### EXERCISE DESCRIPTION:
Can you copy out the data exactly? Leave the images out.

### INPUT RECORDS:
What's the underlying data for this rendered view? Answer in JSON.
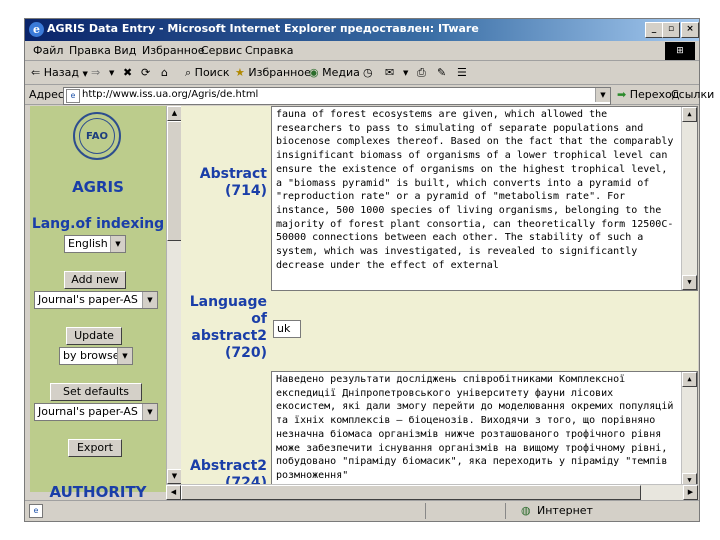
{
  "window": {
    "title": "AGRIS Data Entry - Microsoft Internet Explorer предоставлен: ITware",
    "controls": [
      "_",
      "▫",
      "×"
    ]
  },
  "menu": [
    "Файл",
    "Правка",
    "Вид",
    "Избранное",
    "Сервис",
    "Справка"
  ],
  "toolbar": {
    "back": "Назад",
    "search": "Поиск",
    "favorites": "Избранное",
    "media": "Медиа"
  },
  "address": {
    "label": "Адрес:",
    "url": "http://www.iss.ua.org/Agris/de.html",
    "go": "Переход",
    "links": "Ссылки"
  },
  "left": {
    "logo_text": "FAO",
    "agris": "AGRIS",
    "lang_heading": "Lang.of indexing",
    "lang_value": "English",
    "add_new": "Add new",
    "doc_type_1": "Journal's paper-AS",
    "update": "Update",
    "browse_value": "by browse",
    "set_defaults": "Set defaults",
    "doc_type_2": "Journal's paper-AS",
    "export": "Export",
    "authority": "AUTHORITY"
  },
  "right": {
    "abstract_label_1": "Abstract",
    "abstract_code_1": "(714)",
    "abstract_text_1": "fauna of forest ecosystems are given, which allowed the researchers to pass to simulating of separate populations and biocenose complexes thereof. Based on the fact that the comparably insignificant biomass of organisms of a lower trophical level can ensure the existence of organisms on the highest trophical level, a \"biomass pyramid\" is built, which converts into a pyramid of \"reproduction rate\" or a pyramid of \"metabolism rate\". For instance, 500 1000 species of living organisms, belonging to the majority of forest plant consortia, can theoretically form 12500C-50000 connections between each other. The stability of such a system, which was investigated, is revealed to significantly decrease under the effect of external",
    "lang_label_1": "Language",
    "lang_label_2": "of",
    "lang_label_3": "abstract2",
    "lang_code": "(720)",
    "lang_abstract_value": "uk",
    "abstract_label_2": "Abstract2",
    "abstract_code_2": "(724)",
    "abstract_text_2": "Наведено результати досліджень співробітниками Комплексної експедиції Дніпропетровського університету фауни лісових екосистем, які дали змогу перейти до моделювання окремих популяцій та їхніх комплексів – біоценозів. Виходячи з того, що порівняно незначна біомаса організмів нижче розташованого трофічного рівня може забезпечити існування організмів на вищому трофічному рівні, побудовано \"піраміду біомасик\", яка переходить у піраміду \"темпів розмноження\""
  },
  "status": {
    "zone": "Интернет"
  }
}
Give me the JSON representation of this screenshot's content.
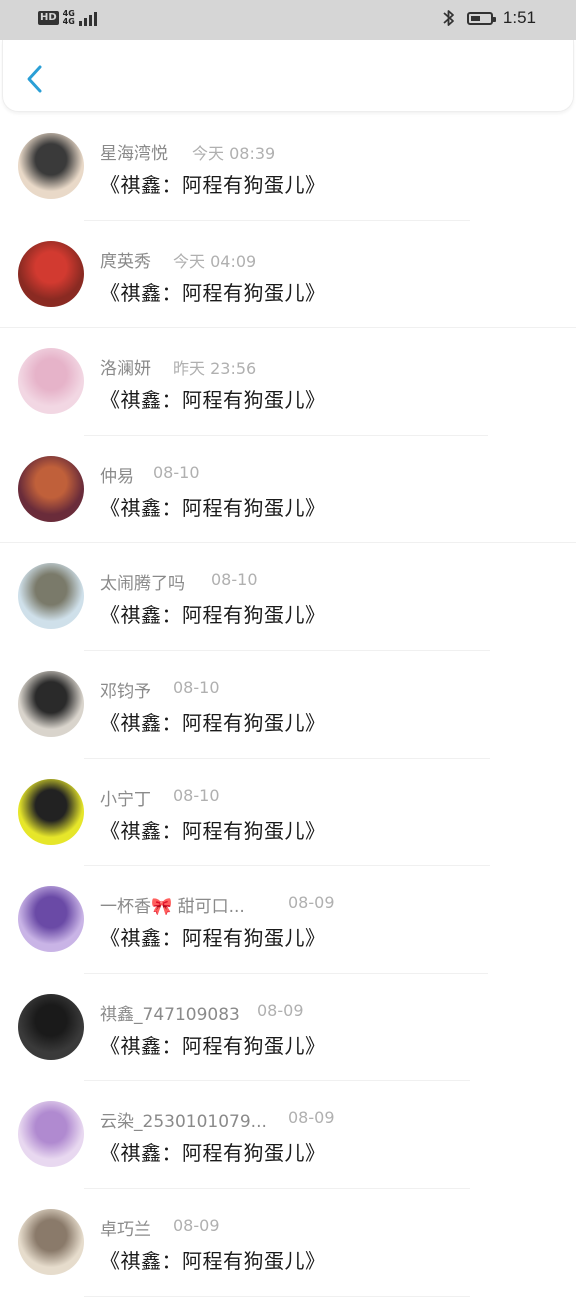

### WRITTEN ANSWER:
What's the underlying data for this rendered view? Answer in JSON.
{
  "window": {
    "title": "AGRIS Data Entry - Microsoft Internet Explorer предоставлен: ITware",
    "controls": [
      "_",
      "▫",
      "×"
    ]
  },
  "menu": [
    "Файл",
    "Правка",
    "Вид",
    "Избранное",
    "Сервис",
    "Справка"
  ],
  "toolbar": {
    "back": "Назад",
    "search": "Поиск",
    "favorites": "Избранное",
    "media": "Медиа"
  },
  "address": {
    "label": "Адрес:",
    "url": "http://www.iss.ua.org/Agris/de.html",
    "go": "Переход",
    "links": "Ссылки"
  },
  "left": {
    "logo_text": "FAO",
    "agris": "AGRIS",
    "lang_heading": "Lang.of indexing",
    "lang_value": "English",
    "add_new": "Add new",
    "doc_type_1": "Journal's paper-AS",
    "update": "Update",
    "browse_value": "by browse",
    "set_defaults": "Set defaults",
    "doc_type_2": "Journal's paper-AS",
    "export": "Export",
    "authority": "AUTHORITY"
  },
  "right": {
    "abstract_label_1": "Abstract",
    "abstract_code_1": "(714)",
    "abstract_text_1": "fauna of forest ecosystems are given, which allowed the researchers to pass to simulating of separate populations and biocenose complexes thereof. Based on the fact that the comparably insignificant biomass of organisms of a lower trophical level can ensure the existence of organisms on the highest trophical level, a \"biomass pyramid\" is built, which converts into a pyramid of \"reproduction rate\" or a pyramid of \"metabolism rate\". For instance, 500 1000 species of living organisms, belonging to the majority of forest plant consortia, can theoretically form 12500C-50000 connections between each other. The stability of such a system, which was investigated, is revealed to significantly decrease under the effect of external",
    "lang_label_1": "Language",
    "lang_label_2": "of",
    "lang_label_3": "abstract2",
    "lang_code": "(720)",
    "lang_abstract_value": "uk",
    "abstract_label_2": "Abstract2",
    "abstract_code_2": "(724)",
    "abstract_text_2": "Наведено результати досліджень співробітниками Комплексної експедиції Дніпропетровського університету фауни лісових екосистем, які дали змогу перейти до моделювання окремих популяцій та їхніх комплексів – біоценозів. Виходячи з того, що порівняно незначна біомаса організмів нижче розташованого трофічного рівня може забезпечити існування організмів на вищому трофічному рівні, побудовано \"піраміду біомасик\", яка переходить у піраміду \"темпів розмноження\""
  },
  "status": {
    "zone": "Интернет"
  }
}
Give me the JSON representation of this screenshot's content.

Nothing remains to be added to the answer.